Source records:
Content starts
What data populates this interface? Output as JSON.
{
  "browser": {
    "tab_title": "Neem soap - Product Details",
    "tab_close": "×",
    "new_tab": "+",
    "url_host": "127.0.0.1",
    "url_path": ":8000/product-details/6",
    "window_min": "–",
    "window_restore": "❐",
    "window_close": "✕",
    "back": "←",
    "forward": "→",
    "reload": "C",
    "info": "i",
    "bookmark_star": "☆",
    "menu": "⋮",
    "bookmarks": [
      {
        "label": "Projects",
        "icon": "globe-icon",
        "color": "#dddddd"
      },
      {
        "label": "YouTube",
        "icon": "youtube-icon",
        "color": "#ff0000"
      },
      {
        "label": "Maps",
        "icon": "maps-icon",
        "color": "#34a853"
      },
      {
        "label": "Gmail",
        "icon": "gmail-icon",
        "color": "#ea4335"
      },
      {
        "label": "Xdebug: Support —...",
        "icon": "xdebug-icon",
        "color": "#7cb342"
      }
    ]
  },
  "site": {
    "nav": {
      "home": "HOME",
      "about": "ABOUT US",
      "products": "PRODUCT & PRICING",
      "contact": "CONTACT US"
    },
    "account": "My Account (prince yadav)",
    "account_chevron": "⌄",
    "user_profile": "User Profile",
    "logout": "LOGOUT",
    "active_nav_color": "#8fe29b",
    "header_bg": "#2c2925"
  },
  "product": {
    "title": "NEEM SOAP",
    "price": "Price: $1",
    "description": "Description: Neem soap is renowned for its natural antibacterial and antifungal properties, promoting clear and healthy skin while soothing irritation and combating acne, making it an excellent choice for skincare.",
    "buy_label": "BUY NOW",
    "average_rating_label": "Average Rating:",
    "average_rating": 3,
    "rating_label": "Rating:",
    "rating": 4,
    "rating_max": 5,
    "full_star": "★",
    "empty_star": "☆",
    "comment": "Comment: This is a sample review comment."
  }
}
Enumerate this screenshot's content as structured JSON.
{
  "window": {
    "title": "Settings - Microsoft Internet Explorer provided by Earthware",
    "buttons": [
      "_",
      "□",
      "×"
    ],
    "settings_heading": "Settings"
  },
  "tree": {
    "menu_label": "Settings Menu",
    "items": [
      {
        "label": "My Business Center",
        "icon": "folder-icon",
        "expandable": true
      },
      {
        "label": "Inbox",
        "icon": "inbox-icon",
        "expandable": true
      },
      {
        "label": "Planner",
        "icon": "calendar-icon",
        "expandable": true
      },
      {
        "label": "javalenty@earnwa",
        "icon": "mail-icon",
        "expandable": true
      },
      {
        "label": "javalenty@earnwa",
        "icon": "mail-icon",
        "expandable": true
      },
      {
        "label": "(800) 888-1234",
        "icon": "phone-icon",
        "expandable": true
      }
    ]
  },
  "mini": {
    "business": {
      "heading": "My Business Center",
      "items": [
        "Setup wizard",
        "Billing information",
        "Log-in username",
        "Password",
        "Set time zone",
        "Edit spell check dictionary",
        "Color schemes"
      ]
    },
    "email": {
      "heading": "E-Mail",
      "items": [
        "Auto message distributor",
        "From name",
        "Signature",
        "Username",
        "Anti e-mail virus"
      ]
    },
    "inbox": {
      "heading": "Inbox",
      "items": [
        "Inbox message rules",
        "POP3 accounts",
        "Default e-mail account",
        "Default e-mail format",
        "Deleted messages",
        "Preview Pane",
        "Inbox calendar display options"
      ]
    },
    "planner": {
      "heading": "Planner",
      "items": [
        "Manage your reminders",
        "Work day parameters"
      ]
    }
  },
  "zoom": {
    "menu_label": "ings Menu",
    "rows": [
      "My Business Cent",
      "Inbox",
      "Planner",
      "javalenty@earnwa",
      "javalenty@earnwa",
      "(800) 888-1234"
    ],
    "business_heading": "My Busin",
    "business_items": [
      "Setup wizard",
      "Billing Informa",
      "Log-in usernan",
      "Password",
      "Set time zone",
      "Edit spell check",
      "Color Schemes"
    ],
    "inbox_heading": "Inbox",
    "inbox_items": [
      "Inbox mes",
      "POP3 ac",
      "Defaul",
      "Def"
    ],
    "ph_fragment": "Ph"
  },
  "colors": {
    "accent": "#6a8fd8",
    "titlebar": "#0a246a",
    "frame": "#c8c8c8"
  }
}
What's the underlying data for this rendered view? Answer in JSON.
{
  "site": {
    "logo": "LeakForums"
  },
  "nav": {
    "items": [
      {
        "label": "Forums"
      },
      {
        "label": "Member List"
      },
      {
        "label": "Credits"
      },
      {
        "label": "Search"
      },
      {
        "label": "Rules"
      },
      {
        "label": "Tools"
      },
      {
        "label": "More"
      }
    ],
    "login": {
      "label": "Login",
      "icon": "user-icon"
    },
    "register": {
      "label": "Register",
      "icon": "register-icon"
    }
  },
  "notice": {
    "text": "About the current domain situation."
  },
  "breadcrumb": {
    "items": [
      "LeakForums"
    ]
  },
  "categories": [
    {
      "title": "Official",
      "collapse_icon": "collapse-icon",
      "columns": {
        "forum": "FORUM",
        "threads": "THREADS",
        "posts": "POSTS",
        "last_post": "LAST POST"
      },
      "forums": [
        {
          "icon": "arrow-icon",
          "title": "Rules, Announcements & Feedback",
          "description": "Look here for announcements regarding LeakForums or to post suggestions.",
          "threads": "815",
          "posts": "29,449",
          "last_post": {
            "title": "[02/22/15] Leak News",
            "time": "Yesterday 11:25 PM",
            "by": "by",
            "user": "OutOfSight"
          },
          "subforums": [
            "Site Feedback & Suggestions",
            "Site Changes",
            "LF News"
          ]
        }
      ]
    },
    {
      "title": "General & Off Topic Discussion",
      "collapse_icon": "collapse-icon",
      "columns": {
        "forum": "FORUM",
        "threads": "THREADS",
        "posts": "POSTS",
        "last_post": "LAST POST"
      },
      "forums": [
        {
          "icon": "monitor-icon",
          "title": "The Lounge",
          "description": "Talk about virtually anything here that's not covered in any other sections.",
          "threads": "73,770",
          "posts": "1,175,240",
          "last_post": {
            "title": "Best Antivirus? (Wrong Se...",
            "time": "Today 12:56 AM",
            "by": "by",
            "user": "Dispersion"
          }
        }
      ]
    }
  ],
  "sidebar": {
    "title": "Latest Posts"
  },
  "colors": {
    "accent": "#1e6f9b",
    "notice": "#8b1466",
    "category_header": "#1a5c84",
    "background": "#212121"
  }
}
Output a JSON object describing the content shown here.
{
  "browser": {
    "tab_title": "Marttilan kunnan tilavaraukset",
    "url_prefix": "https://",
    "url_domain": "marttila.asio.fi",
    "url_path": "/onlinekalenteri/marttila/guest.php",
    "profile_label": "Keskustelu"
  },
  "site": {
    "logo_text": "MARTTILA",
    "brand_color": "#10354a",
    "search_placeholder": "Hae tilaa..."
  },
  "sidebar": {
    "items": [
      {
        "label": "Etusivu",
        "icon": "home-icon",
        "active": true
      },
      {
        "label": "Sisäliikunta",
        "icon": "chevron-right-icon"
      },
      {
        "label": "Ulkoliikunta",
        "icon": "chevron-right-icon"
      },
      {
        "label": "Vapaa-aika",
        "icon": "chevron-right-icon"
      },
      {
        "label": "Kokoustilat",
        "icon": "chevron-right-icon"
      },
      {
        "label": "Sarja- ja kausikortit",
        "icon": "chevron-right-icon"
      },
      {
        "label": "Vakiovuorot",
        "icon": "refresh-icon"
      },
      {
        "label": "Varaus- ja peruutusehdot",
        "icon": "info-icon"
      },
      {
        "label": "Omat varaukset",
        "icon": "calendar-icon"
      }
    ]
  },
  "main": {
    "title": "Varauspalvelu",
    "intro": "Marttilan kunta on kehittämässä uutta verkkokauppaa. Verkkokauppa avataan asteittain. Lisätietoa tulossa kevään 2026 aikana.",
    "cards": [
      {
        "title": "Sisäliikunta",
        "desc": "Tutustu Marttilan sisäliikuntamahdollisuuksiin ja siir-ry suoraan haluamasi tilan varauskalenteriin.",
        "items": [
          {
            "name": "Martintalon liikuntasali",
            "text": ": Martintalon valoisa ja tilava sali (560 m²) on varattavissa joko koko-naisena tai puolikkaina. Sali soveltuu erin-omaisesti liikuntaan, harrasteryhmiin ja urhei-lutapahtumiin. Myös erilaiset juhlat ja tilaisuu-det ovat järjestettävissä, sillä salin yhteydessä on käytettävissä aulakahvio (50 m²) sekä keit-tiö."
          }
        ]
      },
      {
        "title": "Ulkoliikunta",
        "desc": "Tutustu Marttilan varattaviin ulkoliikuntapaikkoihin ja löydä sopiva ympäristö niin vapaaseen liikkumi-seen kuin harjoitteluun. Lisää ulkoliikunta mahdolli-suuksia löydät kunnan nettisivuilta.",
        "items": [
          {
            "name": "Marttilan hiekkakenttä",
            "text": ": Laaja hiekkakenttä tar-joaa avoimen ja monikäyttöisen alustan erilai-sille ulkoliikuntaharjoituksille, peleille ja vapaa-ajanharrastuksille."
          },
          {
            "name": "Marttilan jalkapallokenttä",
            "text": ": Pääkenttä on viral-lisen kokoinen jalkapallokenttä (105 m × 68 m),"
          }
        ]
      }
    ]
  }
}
Content ends
■ **Task statement**
If a line in the records contains the word "Output", copy it out.

■ **Reply to the task**
What data populates this interface? Output as JSON.
Output a JSON object describing the content shown here.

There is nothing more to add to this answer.